-------- Recorded information --------

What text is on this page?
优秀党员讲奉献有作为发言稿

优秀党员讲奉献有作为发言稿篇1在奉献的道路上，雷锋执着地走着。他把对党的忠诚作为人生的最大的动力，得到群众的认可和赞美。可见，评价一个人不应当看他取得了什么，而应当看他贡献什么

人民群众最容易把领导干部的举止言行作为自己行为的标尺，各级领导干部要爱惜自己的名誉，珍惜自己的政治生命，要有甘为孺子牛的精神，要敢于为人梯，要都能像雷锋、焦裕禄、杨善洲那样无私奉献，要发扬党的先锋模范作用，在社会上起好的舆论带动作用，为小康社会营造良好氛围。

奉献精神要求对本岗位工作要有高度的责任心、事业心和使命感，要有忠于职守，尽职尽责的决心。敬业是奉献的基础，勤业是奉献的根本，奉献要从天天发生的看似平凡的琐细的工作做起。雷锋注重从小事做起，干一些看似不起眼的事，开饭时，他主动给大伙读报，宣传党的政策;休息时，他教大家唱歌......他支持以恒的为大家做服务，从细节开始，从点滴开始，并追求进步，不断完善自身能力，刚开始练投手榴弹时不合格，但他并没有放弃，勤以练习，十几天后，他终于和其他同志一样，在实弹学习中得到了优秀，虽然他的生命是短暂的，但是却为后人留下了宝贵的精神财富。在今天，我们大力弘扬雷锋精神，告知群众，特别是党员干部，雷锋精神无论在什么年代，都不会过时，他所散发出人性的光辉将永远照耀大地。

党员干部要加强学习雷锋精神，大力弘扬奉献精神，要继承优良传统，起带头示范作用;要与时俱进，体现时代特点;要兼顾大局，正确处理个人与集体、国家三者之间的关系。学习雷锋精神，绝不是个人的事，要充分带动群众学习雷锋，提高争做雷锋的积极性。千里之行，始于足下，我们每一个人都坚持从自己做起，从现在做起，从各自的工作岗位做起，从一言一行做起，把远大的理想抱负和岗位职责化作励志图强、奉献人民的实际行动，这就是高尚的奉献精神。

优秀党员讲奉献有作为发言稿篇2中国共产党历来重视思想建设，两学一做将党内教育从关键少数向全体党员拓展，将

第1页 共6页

--------

• [Task instructions]:
Reproduce every line of the data verbatim.

• [The answer]:
What text is on this page?
优秀党员讲奉献有作为发言稿

优秀党员讲奉献有作为发言稿篇1在奉献的道路上，雷锋执着地走着。他把对党的忠诚作为人生的最大的动力，得到群众的认可和赞美。可见，评价一个人不应当看他取得了什么，而应当看他贡献什么

人民群众最容易把领导干部的举止言行作为自己行为的标尺，各级领导干部要爱惜自己的名誉，珍惜自己的政治生命，要有甘为孺子牛的精神，要敢于为人梯，要都能像雷锋、焦裕禄、杨善洲那样无私奉献，要发扬党的先锋模范作用，在社会上起好的舆论带动作用，为小康社会营造良好氛围。

奉献精神要求对本岗位工作要有高度的责任心、事业心和使命感，要有忠于职守，尽职尽责的决心。敬业是奉献的基础，勤业是奉献的根本，奉献要从天天发生的看似平凡的琐细的工作做起。雷锋注重从小事做起，干一些看似不起眼的事，开饭时，他主动给大伙读报，宣传党的政策;休息时，他教大家唱歌......他支持以恒的为大家做服务，从细节开始，从点滴开始，并追求进步，不断完善自身能力，刚开始练投手榴弹时不合格，但他并没有放弃，勤以练习，十几天后，他终于和其他同志一样，在实弹学习中得到了优秀，虽然他的生命是短暂的，但是却为后人留下了宝贵的精神财富。在今天，我们大力弘扬雷锋精神，告知群众，特别是党员干部，雷锋精神无论在什么年代，都不会过时，他所散发出人性的光辉将永远照耀大地。

党员干部要加强学习雷锋精神，大力弘扬奉献精神，要继承优良传统，起带头示范作用;要与时俱进，体现时代特点;要兼顾大局，正确处理个人与集体、国家三者之间的关系。学习雷锋精神，绝不是个人的事，要充分带动群众学习雷锋，提高争做雷锋的积极性。千里之行，始于足下，我们每一个人都坚持从自己做起，从现在做起，从各自的工作岗位做起，从一言一行做起，把远大的理想抱负和岗位职责化作励志图强、奉献人民的实际行动，这就是高尚的奉献精神。

优秀党员讲奉献有作为发言稿篇2中国共产党历来重视思想建设，两学一做将党内教育从关键少数向全体党员拓展，将

第1页 共6页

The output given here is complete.